Written exercise: Copy out all the data, word for word.

Data records:
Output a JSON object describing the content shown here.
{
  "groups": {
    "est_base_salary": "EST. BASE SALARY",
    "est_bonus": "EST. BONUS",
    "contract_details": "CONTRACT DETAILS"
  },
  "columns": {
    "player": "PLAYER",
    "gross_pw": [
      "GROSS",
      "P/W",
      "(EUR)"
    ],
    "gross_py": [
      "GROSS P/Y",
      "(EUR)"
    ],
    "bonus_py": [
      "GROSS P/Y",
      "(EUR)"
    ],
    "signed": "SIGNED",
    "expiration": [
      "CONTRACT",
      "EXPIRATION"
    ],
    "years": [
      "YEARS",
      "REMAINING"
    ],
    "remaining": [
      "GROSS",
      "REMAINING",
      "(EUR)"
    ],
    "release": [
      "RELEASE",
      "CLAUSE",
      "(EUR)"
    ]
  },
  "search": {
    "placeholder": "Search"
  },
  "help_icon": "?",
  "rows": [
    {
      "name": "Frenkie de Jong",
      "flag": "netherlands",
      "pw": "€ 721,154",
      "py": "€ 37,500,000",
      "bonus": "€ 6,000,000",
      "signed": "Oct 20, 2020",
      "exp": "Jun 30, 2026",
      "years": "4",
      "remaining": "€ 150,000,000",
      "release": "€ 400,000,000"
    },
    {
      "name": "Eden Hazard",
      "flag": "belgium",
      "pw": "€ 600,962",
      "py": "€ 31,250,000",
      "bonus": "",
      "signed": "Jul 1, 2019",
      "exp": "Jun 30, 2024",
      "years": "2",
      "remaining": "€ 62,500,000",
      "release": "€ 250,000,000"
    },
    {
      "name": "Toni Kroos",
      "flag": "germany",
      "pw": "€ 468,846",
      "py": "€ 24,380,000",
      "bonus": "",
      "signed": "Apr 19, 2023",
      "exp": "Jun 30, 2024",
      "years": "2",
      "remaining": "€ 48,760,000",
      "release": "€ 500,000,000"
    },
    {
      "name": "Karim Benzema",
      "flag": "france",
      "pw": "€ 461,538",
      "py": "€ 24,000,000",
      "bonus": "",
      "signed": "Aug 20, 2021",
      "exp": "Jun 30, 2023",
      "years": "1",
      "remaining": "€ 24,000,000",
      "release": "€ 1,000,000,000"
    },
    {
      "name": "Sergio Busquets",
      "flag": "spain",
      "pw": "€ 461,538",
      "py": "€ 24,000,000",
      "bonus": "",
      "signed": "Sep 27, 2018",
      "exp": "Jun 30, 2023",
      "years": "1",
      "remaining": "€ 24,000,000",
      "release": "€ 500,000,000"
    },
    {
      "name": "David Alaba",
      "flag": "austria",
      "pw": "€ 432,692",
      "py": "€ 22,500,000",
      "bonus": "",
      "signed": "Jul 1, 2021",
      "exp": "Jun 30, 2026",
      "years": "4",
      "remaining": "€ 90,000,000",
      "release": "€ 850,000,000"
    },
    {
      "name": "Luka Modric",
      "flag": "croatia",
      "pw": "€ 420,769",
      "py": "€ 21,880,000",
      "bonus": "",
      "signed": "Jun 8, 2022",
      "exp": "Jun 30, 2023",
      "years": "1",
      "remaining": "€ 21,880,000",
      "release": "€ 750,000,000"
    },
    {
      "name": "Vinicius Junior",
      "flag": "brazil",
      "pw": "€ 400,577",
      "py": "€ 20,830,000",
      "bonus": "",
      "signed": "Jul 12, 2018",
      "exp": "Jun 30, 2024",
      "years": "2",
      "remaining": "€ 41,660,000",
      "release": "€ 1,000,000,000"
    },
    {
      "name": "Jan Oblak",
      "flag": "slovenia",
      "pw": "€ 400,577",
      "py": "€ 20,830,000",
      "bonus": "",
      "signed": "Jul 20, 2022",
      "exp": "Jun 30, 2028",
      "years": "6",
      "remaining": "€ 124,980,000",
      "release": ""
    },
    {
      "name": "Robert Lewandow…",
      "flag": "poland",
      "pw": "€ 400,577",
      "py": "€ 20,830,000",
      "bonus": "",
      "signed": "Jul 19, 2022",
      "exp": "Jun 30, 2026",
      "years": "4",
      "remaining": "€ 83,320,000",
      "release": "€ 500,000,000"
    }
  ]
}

Answer below:
Output a JSON object describing the content shown here.
{
  "groups": {
    "est_base_salary": "EST. BASE SALARY",
    "est_bonus": "EST. BONUS",
    "contract_details": "CONTRACT DETAILS"
  },
  "columns": {
    "player": "PLAYER",
    "gross_pw": [
      "GROSS",
      "P/W",
      "(EUR)"
    ],
    "gross_py": [
      "GROSS P/Y",
      "(EUR)"
    ],
    "bonus_py": [
      "GROSS P/Y",
      "(EUR)"
    ],
    "signed": "SIGNED",
    "expiration": [
      "CONTRACT",
      "EXPIRATION"
    ],
    "years": [
      "YEARS",
      "REMAINING"
    ],
    "remaining": [
      "GROSS",
      "REMAINING",
      "(EUR)"
    ],
    "release": [
      "RELEASE",
      "CLAUSE",
      "(EUR)"
    ]
  },
  "search": {
    "placeholder": "Search"
  },
  "help_icon": "?",
  "rows": [
    {
      "name": "Frenkie de Jong",
      "flag": "netherlands",
      "pw": "€ 721,154",
      "py": "€ 37,500,000",
      "bonus": "€ 6,000,000",
      "signed": "Oct 20, 2020",
      "exp": "Jun 30, 2026",
      "years": "4",
      "remaining": "€ 150,000,000",
      "release": "€ 400,000,000"
    },
    {
      "name": "Eden Hazard",
      "flag": "belgium",
      "pw": "€ 600,962",
      "py": "€ 31,250,000",
      "bonus": "",
      "signed": "Jul 1, 2019",
      "exp": "Jun 30, 2024",
      "years": "2",
      "remaining": "€ 62,500,000",
      "release": "€ 250,000,000"
    },
    {
      "name": "Toni Kroos",
      "flag": "germany",
      "pw": "€ 468,846",
      "py": "€ 24,380,000",
      "bonus": "",
      "signed": "Apr 19, 2023",
      "exp": "Jun 30, 2024",
      "years": "2",
      "remaining": "€ 48,760,000",
      "release": "€ 500,000,000"
    },
    {
      "name": "Karim Benzema",
      "flag": "france",
      "pw": "€ 461,538",
      "py": "€ 24,000,000",
      "bonus": "",
      "signed": "Aug 20, 2021",
      "exp": "Jun 30, 2023",
      "years": "1",
      "remaining": "€ 24,000,000",
      "release": "€ 1,000,000,000"
    },
    {
      "name": "Sergio Busquets",
      "flag": "spain",
      "pw": "€ 461,538",
      "py": "€ 24,000,000",
      "bonus": "",
      "signed": "Sep 27, 2018",
      "exp": "Jun 30, 2023",
      "years": "1",
      "remaining": "€ 24,000,000",
      "release": "€ 500,000,000"
    },
    {
      "name": "David Alaba",
      "flag": "austria",
      "pw": "€ 432,692",
      "py": "€ 22,500,000",
      "bonus": "",
      "signed": "Jul 1, 2021",
      "exp": "Jun 30, 2026",
      "years": "4",
      "remaining": "€ 90,000,000",
      "release": "€ 850,000,000"
    },
    {
      "name": "Luka Modric",
      "flag": "croatia",
      "pw": "€ 420,769",
      "py": "€ 21,880,000",
      "bonus": "",
      "signed": "Jun 8, 2022",
      "exp": "Jun 30, 2023",
      "years": "1",
      "remaining": "€ 21,880,000",
      "release": "€ 750,000,000"
    },
    {
      "name": "Vinicius Junior",
      "flag": "brazil",
      "pw": "€ 400,577",
      "py": "€ 20,830,000",
      "bonus": "",
      "signed": "Jul 12, 2018",
      "exp": "Jun 30, 2024",
      "years": "2",
      "remaining": "€ 41,660,000",
      "release": "€ 1,000,000,000"
    },
    {
      "name": "Jan Oblak",
      "flag": "slovenia",
      "pw": "€ 400,577",
      "py": "€ 20,830,000",
      "bonus": "",
      "signed": "Jul 20, 2022",
      "exp": "Jun 30, 2028",
      "years": "6",
      "remaining": "€ 124,980,000",
      "release": ""
    },
    {
      "name": "Robert Lewandow…",
      "flag": "poland",
      "pw": "€ 400,577",
      "py": "€ 20,830,000",
      "bonus": "",
      "signed": "Jul 19, 2022",
      "exp": "Jun 30, 2026",
      "years": "4",
      "remaining": "€ 83,320,000",
      "release": "€ 500,000,000"
    }
  ]
}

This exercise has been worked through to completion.